### Task to complete
Pictures stay out of the copy; set down each line of the listing below exactly.

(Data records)
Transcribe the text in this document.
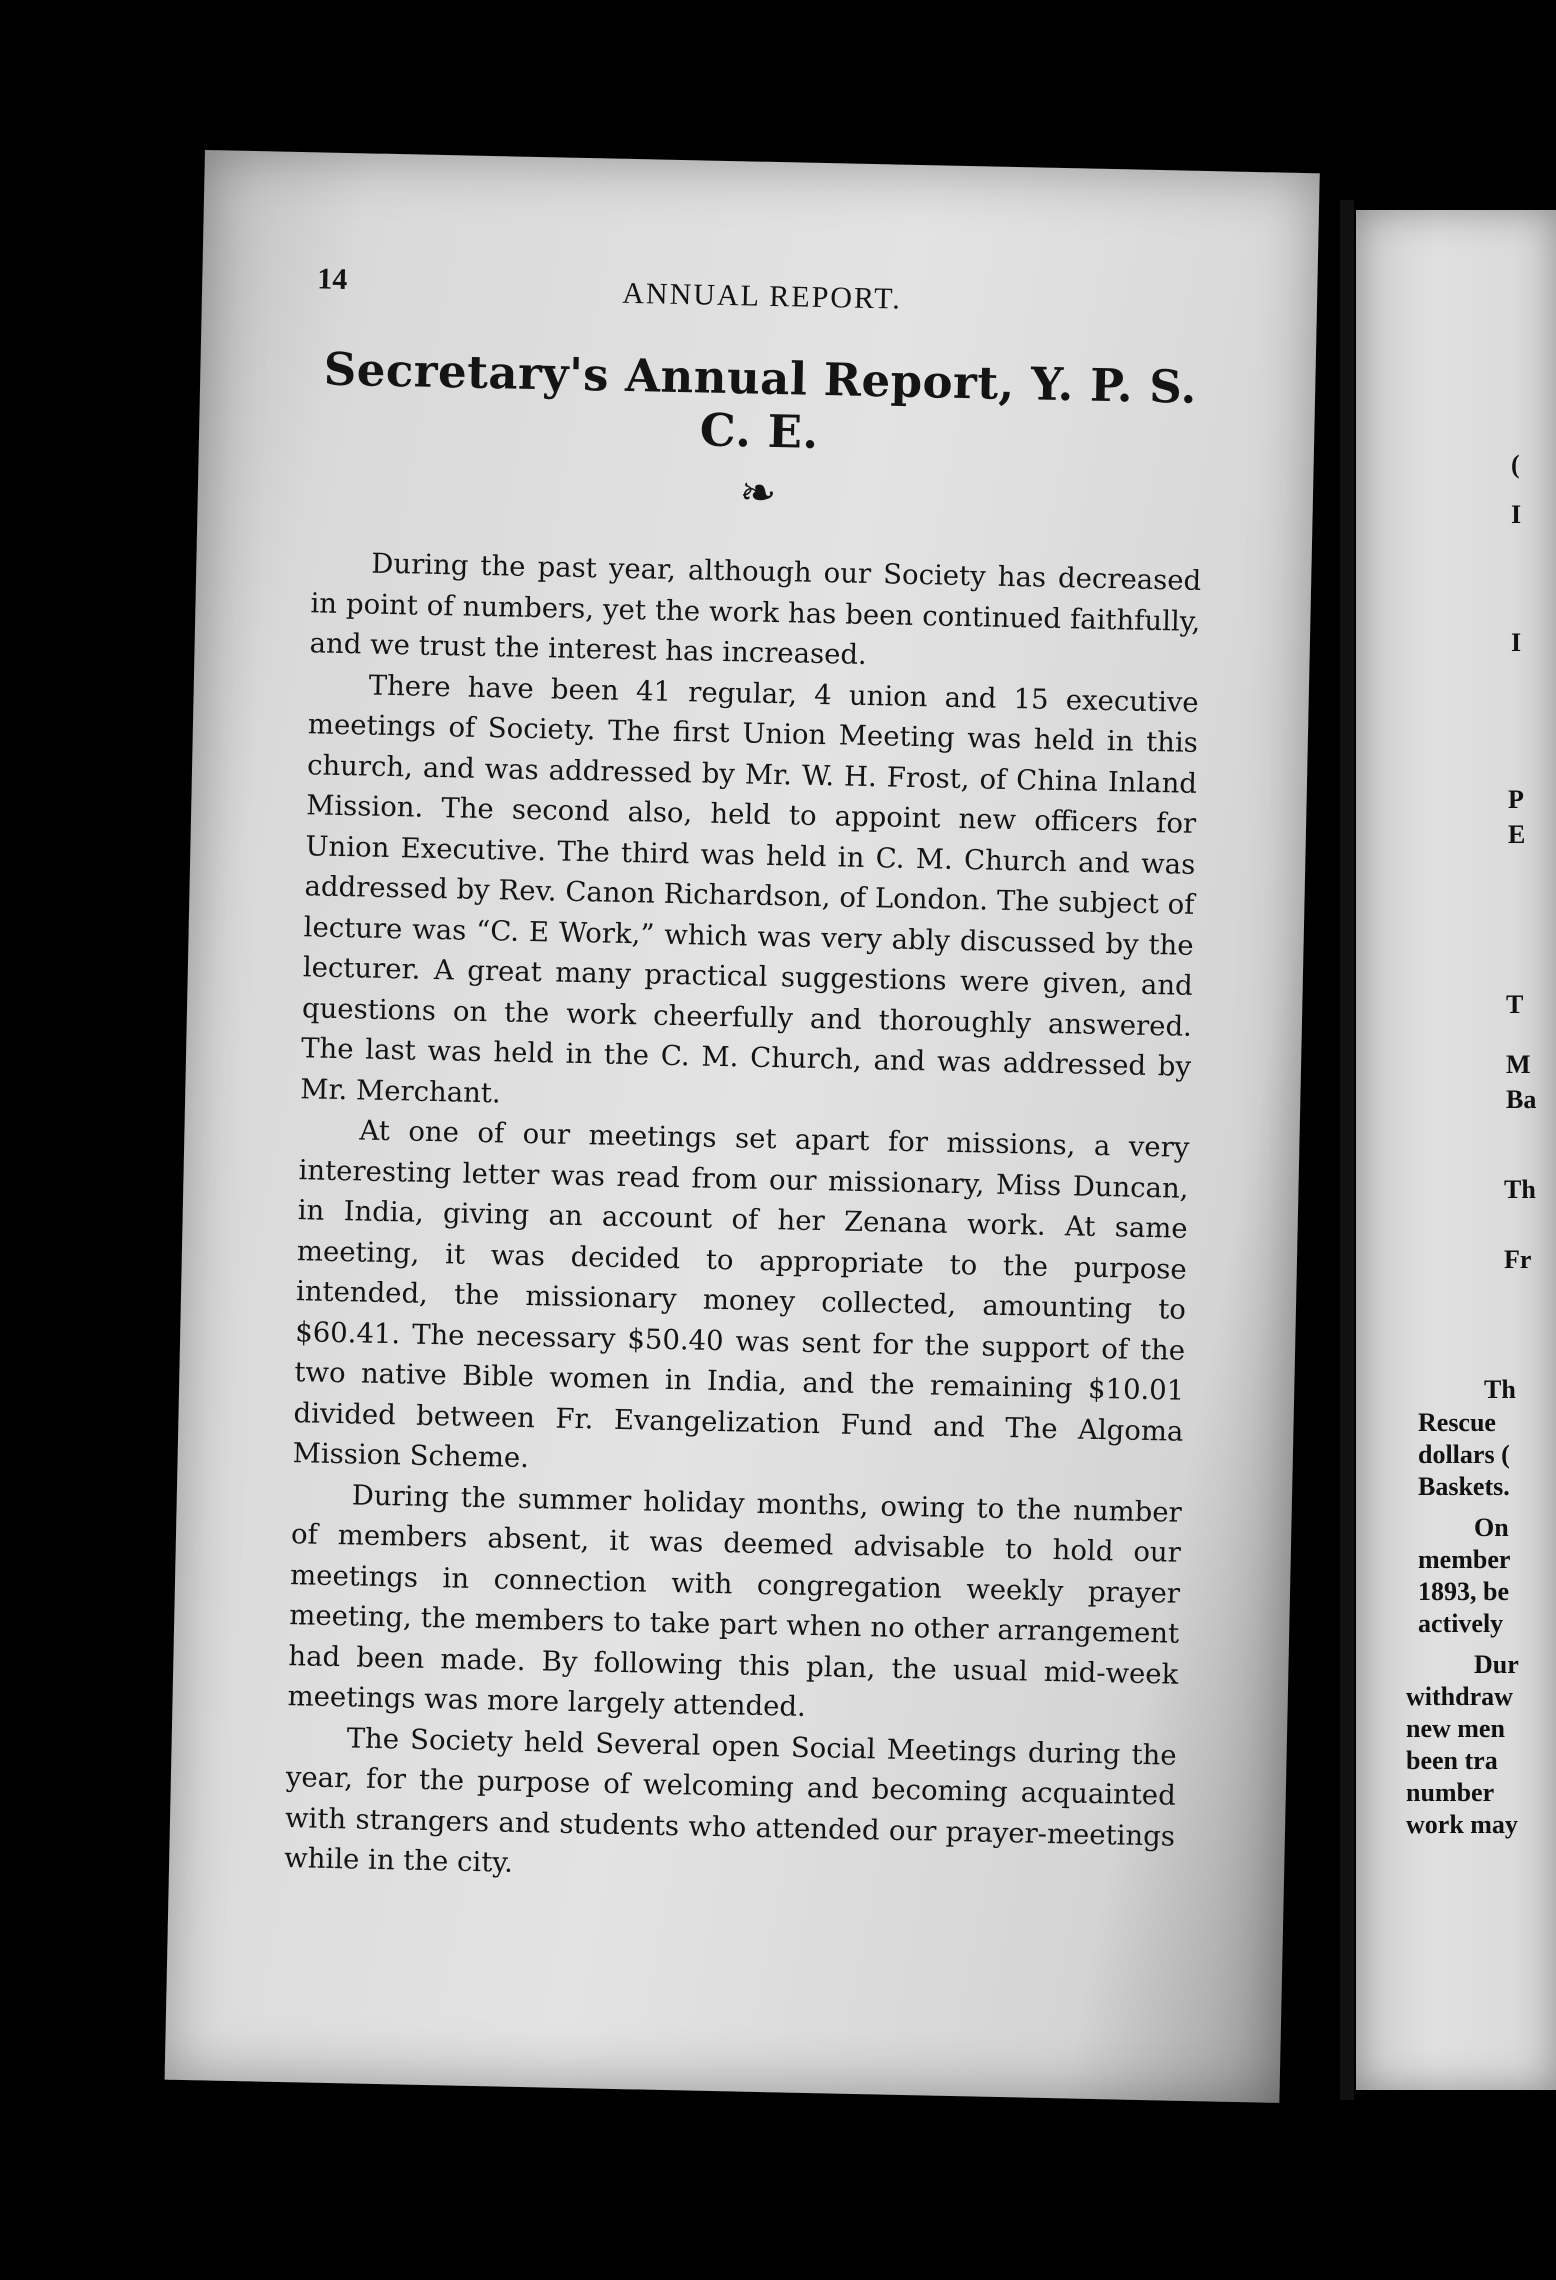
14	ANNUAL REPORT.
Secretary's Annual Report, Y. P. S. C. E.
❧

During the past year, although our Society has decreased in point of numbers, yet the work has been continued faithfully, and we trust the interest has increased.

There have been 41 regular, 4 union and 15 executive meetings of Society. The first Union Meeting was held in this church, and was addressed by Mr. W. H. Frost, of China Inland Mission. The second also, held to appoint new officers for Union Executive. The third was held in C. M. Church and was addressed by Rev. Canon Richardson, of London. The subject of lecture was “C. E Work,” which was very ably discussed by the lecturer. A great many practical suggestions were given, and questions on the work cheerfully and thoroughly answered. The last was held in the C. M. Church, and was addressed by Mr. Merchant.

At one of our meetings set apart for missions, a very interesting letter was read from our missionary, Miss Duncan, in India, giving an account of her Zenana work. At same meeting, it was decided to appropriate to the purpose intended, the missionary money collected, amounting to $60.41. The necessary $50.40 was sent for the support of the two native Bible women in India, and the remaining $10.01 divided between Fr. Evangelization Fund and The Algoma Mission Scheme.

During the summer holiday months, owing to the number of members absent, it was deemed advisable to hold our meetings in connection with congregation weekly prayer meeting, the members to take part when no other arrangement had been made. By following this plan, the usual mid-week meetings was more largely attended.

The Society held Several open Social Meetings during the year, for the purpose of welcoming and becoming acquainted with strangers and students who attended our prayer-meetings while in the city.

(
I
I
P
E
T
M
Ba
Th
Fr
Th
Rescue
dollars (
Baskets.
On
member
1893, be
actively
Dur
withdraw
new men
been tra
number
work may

### Solution for this problem
Transcribe the text in this document.
14	ANNUAL REPORT.
Secretary's Annual Report, Y. P. S. C. E.
❧

During the past year, although our Society has decreased in point of numbers, yet the work has been continued faithfully, and we trust the interest has increased.

There have been 41 regular, 4 union and 15 executive meetings of Society. The first Union Meeting was held in this church, and was addressed by Mr. W. H. Frost, of China Inland Mission. The second also, held to appoint new officers for Union Executive. The third was held in C. M. Church and was addressed by Rev. Canon Richardson, of London. The subject of lecture was “C. E Work,” which was very ably discussed by the lecturer. A great many practical suggestions were given, and questions on the work cheerfully and thoroughly answered. The last was held in the C. M. Church, and was addressed by Mr. Merchant.

At one of our meetings set apart for missions, a very interesting letter was read from our missionary, Miss Duncan, in India, giving an account of her Zenana work. At same meeting, it was decided to appropriate to the purpose intended, the missionary money collected, amounting to $60.41. The necessary $50.40 was sent for the support of the two native Bible women in India, and the remaining $10.01 divided between Fr. Evangelization Fund and The Algoma Mission Scheme.

During the summer holiday months, owing to the number of members absent, it was deemed advisable to hold our meetings in connection with congregation weekly prayer meeting, the members to take part when no other arrangement had been made. By following this plan, the usual mid-week meetings was more largely attended.

The Society held Several open Social Meetings during the year, for the purpose of welcoming and becoming acquainted with strangers and students who attended our prayer-meetings while in the city.

(
I
I
P
E
T
M
Ba
Th
Fr
Th
Rescue
dollars (
Baskets.
On
member
1893, be
actively
Dur
withdraw
new men
been tra
number
work may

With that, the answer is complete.